Aim:
In the passage below about outsiders giving cybersecurity advice, list the four things the writer says were fit into a single opening sentence.

Source passage:
--- Begin ---
They’re not cybersecurity experts, but they did stay at a Holiday Inn Express last night.

Because we have no common body of knowledge from which to explore and learn from prior art, you can predict like the seasons when another cohort of professionals from other disciplines will attempt to tell us what is good for us, despite not understanding the fundamentals of information technology, or how the Internet works.  Whether the idea is deterrence or arms control or any other pressing global security issue of the past 100 years, they’re free with their analogies and advice because their approaches are perfectly suited to deal with threats that are realized hourly, every day, worldwide, for the past several decades.

That’s a joke.

To be fair, their ability to fit so much tripe, trope, hyperbole, and nonsense into a single opening sentence much less an entire op-ed is a skill that has to be acknowledged. Of all the topics I have a passing familiarity with, it would probably take months before I could replicate such a feat. Of course, I would be soundly pummeled about the head and shoulders for doing so because people who actually know what they were talking about would not hesitate to point out what a bumbling neophyte I was.

Yet for some reason, when it comes to things-cyber, people from other fields feel like they can just man ‘splain their way into the discussion and expect their ideas to be treated with respect because of their credentials in an entirely different discipline. This is false authority syndrome at its worst, and for some reason we just sit there and take it.
--- End ---
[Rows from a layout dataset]
--- Begin ---
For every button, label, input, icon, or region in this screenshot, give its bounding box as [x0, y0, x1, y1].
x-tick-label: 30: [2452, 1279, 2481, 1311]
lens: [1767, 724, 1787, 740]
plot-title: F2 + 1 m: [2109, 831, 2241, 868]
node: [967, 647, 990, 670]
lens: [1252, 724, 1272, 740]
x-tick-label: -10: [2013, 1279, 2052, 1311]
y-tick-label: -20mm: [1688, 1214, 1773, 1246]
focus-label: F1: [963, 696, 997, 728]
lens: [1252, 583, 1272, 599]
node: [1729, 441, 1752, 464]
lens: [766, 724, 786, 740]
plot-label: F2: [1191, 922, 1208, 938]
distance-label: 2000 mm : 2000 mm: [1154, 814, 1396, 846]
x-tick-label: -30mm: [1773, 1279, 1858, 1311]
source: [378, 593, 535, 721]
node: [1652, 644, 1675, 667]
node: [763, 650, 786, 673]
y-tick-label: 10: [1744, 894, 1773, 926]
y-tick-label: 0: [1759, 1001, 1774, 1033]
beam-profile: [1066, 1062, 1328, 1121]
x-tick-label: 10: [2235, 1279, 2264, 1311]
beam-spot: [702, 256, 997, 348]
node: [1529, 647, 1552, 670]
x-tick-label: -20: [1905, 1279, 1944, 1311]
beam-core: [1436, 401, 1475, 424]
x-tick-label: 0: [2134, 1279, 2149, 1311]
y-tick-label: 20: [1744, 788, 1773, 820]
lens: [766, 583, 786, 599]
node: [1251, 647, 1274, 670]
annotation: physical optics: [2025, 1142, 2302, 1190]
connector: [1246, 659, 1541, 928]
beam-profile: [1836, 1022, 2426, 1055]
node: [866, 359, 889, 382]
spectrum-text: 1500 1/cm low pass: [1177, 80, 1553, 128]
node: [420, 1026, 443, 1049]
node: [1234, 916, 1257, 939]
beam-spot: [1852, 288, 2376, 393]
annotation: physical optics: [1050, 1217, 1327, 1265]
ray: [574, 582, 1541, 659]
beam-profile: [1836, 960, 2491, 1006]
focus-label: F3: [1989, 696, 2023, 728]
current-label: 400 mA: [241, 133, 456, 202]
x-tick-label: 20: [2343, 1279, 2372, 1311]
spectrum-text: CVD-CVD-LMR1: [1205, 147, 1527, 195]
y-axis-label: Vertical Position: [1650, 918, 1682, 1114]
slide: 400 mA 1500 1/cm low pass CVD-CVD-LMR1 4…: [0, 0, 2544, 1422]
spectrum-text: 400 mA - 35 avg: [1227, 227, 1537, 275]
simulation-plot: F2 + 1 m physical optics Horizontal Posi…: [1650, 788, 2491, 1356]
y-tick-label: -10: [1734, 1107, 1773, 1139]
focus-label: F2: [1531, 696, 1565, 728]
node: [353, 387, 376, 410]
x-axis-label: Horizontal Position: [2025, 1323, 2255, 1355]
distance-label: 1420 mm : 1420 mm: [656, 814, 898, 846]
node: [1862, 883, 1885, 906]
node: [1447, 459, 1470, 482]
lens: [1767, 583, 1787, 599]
--- End ---
Result of the task:
- tripe
- trope
- hyperbole
- nonsense